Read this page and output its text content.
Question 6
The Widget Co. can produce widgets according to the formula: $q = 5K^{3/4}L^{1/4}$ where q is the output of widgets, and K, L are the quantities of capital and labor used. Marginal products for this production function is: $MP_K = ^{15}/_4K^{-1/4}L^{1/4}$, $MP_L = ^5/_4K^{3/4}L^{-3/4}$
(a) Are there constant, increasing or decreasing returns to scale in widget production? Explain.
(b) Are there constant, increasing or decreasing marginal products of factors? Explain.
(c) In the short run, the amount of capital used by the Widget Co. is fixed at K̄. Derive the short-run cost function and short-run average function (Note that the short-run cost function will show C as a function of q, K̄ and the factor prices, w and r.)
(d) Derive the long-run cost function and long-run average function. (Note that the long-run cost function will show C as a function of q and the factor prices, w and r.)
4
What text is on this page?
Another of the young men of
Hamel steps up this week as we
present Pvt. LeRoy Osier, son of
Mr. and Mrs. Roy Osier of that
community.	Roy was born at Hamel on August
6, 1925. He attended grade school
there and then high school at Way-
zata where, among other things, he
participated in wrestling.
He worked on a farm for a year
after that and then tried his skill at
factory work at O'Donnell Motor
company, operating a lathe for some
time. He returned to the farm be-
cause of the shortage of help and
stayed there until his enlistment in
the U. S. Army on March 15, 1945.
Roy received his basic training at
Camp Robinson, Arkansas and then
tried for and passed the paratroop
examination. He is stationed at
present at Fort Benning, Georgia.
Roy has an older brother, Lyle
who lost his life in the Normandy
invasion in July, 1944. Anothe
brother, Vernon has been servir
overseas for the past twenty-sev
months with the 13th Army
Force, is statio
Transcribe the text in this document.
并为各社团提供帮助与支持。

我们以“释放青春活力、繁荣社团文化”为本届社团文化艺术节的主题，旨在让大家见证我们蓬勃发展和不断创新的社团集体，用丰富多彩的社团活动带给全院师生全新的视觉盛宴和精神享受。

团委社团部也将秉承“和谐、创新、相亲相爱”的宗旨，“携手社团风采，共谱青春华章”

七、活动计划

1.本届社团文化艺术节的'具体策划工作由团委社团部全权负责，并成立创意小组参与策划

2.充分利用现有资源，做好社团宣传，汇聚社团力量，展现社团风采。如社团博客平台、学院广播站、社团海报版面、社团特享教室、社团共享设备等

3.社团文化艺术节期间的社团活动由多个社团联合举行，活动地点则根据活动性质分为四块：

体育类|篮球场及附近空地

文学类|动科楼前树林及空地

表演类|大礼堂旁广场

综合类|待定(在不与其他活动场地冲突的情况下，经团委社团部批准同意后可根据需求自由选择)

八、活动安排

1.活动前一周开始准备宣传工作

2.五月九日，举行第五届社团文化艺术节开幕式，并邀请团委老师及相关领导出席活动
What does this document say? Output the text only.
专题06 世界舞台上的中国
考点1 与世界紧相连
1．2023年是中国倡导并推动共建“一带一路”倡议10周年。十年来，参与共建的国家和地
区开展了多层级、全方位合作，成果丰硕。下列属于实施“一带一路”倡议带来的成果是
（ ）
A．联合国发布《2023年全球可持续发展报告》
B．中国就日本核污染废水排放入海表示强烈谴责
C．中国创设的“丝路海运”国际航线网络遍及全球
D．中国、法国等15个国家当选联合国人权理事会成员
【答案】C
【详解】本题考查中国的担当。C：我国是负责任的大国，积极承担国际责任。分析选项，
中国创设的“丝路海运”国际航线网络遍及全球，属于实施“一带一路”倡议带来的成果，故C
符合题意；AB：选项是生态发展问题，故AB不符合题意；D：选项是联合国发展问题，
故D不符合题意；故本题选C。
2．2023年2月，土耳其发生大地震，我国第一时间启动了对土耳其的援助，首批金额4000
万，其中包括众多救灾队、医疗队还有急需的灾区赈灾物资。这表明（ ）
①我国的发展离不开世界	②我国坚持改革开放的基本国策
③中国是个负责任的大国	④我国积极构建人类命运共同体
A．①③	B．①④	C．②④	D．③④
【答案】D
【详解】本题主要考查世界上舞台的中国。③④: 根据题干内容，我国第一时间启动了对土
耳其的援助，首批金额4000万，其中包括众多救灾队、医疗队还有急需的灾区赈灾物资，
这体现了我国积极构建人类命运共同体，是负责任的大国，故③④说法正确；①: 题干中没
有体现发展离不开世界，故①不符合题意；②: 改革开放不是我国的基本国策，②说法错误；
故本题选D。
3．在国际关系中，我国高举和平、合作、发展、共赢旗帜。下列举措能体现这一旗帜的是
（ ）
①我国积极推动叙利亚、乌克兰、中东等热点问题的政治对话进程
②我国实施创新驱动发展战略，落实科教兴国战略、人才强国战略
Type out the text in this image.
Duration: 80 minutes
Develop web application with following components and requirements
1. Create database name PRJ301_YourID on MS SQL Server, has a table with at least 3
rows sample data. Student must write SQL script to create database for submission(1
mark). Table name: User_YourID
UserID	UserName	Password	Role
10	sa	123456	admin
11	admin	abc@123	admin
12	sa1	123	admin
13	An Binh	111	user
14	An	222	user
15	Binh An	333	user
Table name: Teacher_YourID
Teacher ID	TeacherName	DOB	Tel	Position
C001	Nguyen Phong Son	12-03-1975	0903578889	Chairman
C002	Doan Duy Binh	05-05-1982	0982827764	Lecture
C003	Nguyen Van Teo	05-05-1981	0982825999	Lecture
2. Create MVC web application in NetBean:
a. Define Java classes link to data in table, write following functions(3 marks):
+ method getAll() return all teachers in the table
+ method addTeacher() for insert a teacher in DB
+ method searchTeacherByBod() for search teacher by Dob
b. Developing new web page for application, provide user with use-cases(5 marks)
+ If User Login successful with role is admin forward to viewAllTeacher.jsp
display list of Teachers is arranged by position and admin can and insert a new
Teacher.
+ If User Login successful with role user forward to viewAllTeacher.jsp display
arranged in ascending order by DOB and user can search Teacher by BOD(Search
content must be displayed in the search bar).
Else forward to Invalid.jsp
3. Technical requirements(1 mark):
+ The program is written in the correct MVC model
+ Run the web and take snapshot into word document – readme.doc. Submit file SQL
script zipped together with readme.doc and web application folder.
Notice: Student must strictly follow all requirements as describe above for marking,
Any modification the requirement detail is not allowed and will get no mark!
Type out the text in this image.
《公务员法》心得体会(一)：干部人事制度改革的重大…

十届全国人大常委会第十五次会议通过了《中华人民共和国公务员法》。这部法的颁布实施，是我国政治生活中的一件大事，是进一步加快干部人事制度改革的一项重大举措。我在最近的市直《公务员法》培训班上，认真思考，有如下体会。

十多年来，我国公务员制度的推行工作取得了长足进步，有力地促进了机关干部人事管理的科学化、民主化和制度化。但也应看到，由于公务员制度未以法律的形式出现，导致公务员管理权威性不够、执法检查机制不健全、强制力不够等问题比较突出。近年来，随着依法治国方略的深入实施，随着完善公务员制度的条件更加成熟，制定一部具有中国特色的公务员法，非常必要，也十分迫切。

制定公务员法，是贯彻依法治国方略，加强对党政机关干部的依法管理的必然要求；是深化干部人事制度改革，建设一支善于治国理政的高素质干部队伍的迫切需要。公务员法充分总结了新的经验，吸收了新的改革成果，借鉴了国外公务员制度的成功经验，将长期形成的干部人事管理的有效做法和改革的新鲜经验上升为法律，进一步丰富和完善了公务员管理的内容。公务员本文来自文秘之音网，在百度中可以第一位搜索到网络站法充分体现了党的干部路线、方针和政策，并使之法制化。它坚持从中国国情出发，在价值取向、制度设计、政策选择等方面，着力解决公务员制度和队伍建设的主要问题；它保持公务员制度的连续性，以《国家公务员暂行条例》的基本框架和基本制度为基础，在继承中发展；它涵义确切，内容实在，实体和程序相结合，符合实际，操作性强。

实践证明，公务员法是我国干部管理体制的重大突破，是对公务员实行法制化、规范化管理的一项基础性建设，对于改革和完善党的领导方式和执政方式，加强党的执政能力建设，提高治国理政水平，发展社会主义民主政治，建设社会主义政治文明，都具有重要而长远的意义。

*-*-*

Search the preceding listing for "content" and extract every line where it is found.

Read this page and output its text content.
content must be displayed in the search bar).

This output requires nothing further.